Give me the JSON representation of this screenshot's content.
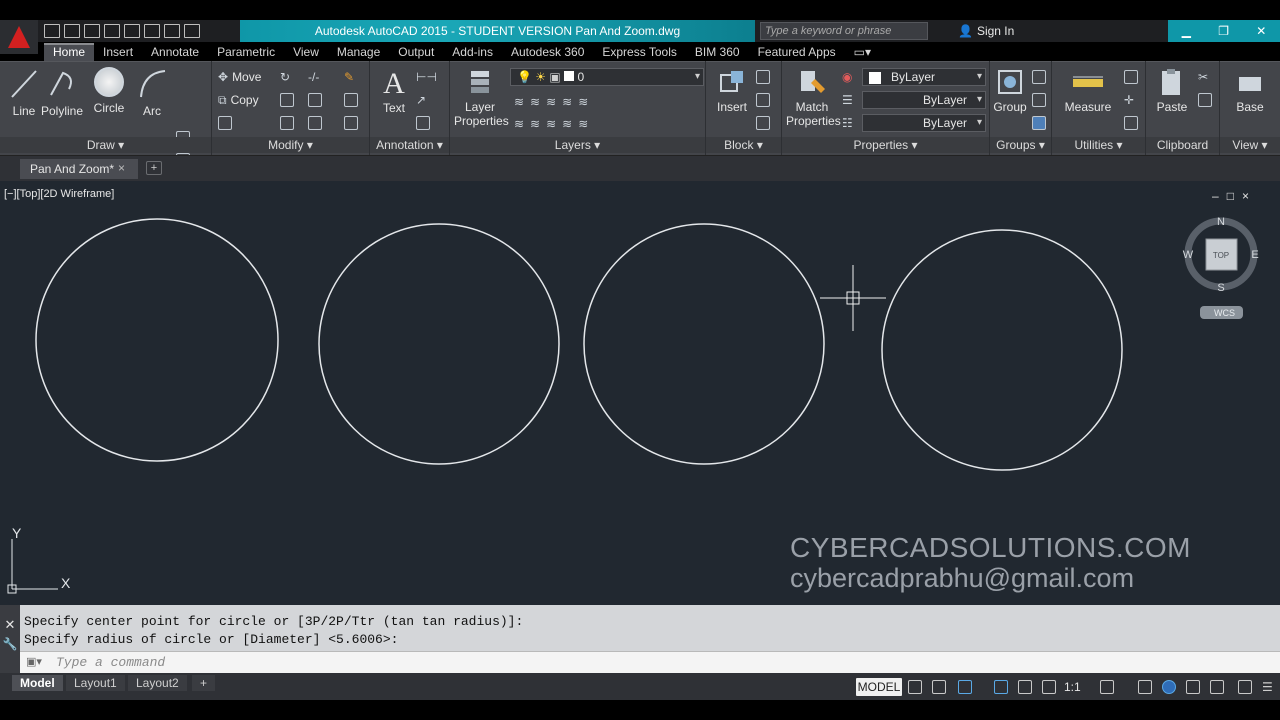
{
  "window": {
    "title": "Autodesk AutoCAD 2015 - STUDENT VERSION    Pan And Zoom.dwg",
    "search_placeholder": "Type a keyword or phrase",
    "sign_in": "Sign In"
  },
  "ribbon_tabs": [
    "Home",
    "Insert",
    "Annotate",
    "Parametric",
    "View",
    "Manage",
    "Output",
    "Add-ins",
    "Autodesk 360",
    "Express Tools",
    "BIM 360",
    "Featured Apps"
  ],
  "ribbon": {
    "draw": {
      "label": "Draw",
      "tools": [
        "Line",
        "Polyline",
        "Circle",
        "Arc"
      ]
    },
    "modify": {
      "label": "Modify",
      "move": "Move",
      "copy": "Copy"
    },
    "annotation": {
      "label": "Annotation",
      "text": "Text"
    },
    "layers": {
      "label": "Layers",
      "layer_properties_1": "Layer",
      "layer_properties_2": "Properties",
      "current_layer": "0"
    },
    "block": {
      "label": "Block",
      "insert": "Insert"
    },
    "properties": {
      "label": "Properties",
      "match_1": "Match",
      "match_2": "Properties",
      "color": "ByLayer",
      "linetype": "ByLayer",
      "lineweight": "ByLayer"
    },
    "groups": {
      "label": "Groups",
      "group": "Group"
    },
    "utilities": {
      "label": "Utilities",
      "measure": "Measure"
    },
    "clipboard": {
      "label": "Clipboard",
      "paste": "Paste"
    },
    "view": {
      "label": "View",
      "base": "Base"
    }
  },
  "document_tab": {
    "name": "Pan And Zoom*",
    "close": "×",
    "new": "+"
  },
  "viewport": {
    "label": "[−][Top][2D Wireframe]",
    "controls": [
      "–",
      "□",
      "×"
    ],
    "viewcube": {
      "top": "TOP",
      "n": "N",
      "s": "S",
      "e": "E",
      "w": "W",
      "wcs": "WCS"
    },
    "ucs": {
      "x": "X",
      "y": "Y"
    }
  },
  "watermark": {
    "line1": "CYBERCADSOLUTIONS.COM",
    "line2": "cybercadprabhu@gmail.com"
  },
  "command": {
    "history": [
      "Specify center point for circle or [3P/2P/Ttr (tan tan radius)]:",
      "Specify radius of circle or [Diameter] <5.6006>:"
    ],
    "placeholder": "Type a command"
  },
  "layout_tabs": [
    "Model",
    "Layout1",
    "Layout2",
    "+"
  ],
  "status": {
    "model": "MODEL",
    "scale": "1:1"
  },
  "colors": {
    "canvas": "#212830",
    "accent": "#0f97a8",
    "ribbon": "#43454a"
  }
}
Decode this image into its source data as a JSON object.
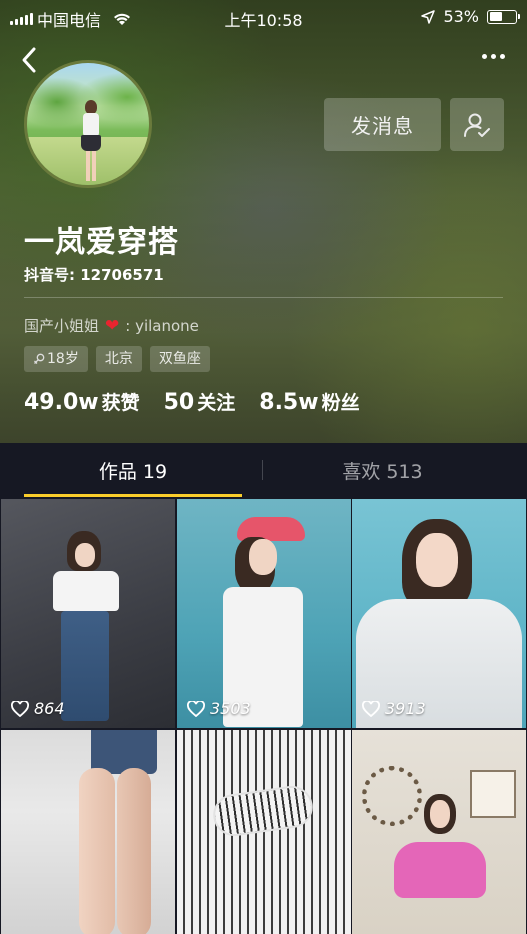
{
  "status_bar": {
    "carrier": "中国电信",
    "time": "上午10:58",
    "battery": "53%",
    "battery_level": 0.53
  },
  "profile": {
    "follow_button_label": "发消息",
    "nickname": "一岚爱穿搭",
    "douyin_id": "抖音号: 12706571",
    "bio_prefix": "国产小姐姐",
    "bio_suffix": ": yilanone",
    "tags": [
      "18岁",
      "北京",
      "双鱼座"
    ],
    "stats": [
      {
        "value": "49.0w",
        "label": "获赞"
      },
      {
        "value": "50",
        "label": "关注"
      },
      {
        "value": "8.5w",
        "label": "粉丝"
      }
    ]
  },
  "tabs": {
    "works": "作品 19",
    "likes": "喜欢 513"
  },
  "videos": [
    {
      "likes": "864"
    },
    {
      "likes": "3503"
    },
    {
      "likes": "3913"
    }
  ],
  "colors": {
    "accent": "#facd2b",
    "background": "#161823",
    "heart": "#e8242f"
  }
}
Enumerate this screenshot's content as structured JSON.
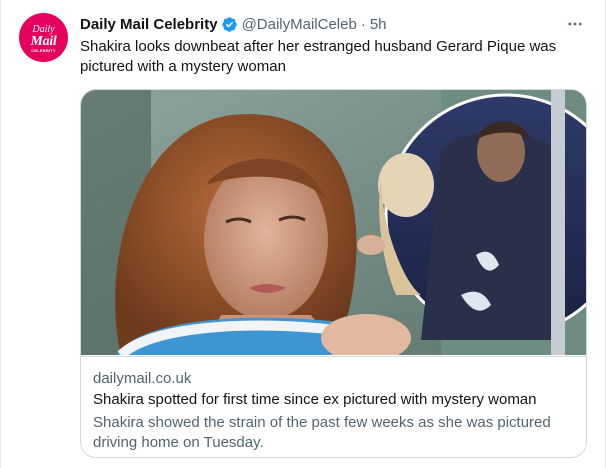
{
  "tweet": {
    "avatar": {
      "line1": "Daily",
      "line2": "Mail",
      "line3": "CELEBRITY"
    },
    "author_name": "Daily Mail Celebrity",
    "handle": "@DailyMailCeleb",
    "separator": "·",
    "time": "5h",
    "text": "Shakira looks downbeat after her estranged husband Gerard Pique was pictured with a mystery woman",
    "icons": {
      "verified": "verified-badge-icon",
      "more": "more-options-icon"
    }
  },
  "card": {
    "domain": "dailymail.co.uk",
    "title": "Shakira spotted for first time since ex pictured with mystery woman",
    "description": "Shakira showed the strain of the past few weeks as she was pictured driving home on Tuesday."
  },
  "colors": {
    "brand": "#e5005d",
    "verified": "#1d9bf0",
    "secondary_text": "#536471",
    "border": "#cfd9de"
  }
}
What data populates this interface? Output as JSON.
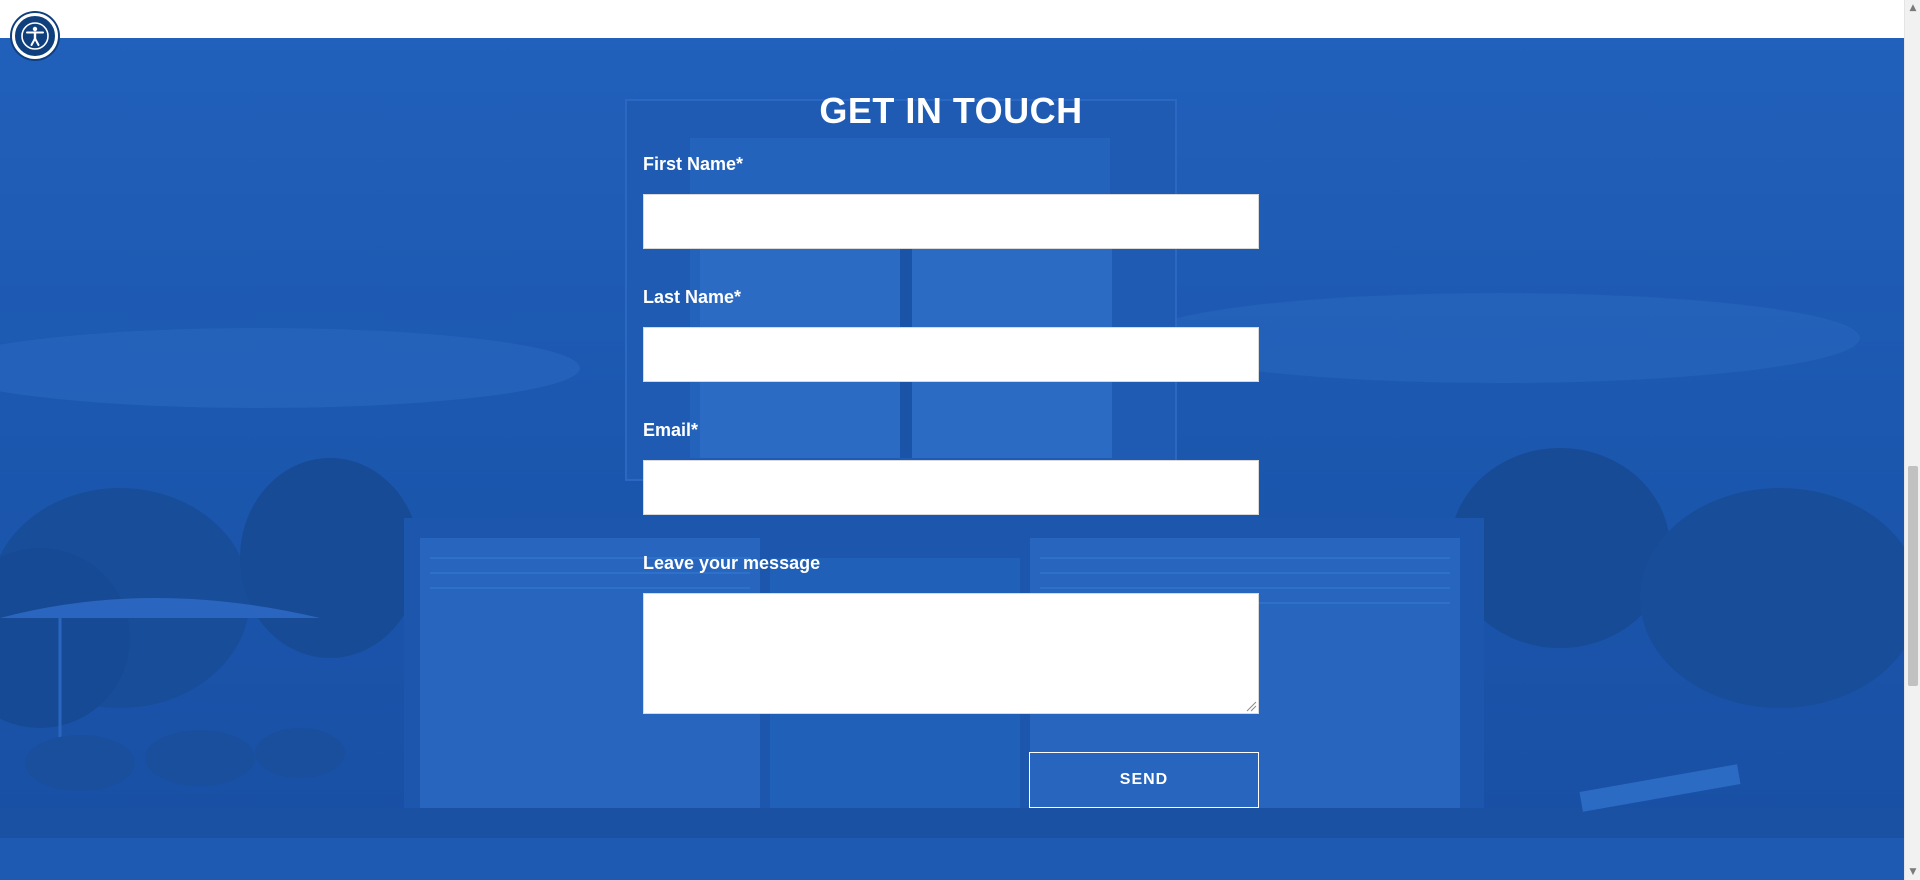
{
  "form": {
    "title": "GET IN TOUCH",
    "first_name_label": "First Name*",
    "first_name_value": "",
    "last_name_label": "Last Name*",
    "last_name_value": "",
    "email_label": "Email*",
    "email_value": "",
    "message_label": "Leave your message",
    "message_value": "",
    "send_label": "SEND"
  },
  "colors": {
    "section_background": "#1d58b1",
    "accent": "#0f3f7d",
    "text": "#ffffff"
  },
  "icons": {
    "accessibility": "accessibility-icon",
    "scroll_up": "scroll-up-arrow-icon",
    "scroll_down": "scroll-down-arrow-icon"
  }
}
* * * * *
Return only the count of lines in the records that hold the word "Shakira".

§ Task answer
3